#### [EXERCISE GOAL]
Check every line of the entries below for the word "grid", and copy the ones that have it.

#### [RECORDS SUPPLIED]
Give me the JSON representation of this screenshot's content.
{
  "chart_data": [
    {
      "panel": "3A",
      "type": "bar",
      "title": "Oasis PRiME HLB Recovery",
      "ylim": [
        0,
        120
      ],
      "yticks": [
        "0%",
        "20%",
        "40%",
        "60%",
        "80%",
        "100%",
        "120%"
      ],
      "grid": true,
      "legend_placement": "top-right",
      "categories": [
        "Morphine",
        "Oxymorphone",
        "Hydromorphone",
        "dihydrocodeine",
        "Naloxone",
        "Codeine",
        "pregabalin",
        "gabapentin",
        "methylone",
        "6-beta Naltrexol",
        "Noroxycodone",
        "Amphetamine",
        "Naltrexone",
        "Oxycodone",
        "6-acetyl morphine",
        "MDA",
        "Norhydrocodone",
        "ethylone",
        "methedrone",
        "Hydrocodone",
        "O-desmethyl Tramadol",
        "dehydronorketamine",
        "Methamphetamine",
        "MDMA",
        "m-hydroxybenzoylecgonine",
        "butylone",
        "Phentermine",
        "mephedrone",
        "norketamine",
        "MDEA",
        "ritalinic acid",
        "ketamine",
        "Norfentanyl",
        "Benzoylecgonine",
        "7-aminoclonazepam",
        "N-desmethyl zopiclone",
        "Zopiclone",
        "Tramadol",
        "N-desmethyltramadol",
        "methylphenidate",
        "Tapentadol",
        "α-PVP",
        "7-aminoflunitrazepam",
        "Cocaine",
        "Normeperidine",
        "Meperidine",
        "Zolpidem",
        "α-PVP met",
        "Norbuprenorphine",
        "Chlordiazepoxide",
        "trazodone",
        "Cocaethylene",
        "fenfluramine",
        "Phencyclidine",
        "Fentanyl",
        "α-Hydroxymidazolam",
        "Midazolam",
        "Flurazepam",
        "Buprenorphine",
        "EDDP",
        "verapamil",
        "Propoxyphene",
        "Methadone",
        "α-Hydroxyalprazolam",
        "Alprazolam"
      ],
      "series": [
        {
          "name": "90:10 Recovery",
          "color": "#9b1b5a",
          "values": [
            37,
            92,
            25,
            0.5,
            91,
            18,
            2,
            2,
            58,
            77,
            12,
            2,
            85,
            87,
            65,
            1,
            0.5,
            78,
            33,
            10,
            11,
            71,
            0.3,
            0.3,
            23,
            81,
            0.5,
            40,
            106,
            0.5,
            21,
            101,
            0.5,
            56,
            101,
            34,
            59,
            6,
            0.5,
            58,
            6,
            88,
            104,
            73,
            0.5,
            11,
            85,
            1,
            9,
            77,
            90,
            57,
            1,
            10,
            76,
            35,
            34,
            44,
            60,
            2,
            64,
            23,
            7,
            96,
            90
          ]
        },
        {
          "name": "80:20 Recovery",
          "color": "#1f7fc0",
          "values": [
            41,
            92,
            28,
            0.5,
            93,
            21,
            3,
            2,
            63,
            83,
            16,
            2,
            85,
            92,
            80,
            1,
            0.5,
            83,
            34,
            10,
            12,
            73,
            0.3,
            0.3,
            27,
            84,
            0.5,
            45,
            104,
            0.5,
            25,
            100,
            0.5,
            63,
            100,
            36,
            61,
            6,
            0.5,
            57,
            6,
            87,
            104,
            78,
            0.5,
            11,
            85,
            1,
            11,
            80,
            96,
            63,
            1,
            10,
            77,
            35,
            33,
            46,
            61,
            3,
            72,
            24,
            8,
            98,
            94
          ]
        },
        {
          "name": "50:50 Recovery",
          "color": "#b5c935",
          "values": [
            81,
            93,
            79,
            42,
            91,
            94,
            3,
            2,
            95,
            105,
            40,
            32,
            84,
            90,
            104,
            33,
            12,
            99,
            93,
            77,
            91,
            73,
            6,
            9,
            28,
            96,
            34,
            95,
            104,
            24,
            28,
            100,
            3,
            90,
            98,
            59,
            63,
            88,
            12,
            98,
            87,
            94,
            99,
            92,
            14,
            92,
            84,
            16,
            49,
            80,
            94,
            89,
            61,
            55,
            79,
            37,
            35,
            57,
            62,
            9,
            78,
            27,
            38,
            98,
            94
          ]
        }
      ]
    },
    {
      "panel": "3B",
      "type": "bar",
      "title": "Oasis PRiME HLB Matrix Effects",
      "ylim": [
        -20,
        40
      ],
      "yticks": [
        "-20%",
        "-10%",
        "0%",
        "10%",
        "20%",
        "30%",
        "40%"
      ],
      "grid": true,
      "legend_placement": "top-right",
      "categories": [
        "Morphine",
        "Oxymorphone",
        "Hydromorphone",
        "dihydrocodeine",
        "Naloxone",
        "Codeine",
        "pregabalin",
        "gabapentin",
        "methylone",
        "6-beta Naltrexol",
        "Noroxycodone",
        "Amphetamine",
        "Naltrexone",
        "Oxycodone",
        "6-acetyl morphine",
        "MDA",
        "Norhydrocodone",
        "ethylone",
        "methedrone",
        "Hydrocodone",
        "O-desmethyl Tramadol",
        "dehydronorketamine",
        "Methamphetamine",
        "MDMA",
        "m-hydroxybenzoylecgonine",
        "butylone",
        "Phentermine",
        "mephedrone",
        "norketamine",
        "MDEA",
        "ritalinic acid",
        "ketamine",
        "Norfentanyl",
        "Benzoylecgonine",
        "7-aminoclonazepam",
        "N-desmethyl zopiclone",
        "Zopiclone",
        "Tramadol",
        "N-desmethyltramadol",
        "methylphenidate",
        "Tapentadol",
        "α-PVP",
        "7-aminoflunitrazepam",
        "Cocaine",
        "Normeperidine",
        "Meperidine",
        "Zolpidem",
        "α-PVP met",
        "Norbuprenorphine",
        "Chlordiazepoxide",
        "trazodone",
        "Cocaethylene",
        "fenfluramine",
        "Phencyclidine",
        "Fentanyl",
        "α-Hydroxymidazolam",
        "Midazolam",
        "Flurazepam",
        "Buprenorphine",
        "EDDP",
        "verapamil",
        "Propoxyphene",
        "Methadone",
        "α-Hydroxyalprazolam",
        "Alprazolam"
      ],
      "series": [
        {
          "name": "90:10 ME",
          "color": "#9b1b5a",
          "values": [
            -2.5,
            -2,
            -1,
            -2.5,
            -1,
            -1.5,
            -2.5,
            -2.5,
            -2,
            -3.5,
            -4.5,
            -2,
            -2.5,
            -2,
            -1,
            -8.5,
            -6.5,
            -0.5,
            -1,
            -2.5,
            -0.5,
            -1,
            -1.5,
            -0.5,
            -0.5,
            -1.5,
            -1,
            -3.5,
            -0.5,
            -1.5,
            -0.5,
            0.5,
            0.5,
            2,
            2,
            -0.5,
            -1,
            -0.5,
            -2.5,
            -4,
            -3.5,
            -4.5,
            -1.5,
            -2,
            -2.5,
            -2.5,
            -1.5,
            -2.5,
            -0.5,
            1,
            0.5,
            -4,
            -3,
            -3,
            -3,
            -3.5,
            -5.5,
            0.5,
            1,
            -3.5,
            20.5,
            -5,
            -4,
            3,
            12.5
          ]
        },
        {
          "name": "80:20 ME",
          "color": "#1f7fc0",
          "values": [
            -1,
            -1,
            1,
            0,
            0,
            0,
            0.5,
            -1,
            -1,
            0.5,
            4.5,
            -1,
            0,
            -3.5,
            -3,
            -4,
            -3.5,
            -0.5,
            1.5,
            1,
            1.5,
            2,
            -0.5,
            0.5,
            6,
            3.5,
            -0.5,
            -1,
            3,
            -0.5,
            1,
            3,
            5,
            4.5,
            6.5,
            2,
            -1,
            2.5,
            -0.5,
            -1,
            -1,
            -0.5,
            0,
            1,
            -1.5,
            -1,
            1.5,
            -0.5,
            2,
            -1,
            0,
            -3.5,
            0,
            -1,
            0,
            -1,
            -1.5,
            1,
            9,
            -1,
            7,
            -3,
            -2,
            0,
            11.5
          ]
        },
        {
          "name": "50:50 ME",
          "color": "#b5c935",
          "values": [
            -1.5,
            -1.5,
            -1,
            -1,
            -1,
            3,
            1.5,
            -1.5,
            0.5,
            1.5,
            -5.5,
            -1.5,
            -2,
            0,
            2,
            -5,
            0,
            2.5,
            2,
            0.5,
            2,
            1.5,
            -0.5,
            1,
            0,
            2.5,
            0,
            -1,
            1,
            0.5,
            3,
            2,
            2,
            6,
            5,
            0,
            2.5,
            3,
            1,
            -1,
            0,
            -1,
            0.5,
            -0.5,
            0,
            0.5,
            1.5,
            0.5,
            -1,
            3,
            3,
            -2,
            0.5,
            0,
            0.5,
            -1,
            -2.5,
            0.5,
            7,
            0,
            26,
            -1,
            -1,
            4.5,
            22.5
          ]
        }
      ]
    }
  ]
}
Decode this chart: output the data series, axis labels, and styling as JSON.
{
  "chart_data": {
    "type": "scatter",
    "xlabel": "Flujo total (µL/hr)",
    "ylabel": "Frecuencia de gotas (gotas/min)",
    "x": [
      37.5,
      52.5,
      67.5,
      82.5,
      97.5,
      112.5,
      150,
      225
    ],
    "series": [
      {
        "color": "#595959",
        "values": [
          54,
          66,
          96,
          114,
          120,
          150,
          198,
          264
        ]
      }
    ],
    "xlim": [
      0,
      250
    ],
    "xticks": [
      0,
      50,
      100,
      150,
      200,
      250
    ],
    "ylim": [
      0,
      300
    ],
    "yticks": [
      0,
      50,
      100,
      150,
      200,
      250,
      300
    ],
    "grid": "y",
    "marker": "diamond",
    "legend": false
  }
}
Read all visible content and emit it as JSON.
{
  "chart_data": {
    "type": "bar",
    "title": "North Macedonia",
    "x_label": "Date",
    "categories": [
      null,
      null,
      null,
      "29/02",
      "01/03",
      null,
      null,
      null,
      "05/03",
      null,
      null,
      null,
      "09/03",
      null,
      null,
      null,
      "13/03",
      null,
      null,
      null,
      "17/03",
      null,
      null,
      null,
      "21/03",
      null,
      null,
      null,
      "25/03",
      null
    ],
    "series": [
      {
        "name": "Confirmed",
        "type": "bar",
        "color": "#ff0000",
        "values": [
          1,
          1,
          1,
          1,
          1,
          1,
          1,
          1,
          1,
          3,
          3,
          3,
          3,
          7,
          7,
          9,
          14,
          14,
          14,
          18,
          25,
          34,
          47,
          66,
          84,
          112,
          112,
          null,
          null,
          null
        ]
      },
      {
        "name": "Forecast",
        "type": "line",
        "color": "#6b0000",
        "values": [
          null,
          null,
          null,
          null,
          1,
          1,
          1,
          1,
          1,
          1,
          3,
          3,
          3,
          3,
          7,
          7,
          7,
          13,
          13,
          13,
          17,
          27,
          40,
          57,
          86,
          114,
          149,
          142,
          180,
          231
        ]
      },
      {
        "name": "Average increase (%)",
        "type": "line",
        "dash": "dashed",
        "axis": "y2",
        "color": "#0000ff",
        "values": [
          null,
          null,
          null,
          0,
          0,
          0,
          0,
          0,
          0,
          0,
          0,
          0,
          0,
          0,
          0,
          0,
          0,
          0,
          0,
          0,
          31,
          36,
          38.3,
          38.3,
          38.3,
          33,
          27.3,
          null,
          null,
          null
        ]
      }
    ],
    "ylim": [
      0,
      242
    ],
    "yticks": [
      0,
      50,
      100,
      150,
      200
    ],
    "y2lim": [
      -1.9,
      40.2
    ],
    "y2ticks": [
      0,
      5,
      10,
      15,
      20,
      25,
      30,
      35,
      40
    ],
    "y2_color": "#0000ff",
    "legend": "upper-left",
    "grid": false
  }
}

#### [WRITTEN REPLY]
      "grid": true,
      "grid": true,
    "grid": "y",
    "grid": false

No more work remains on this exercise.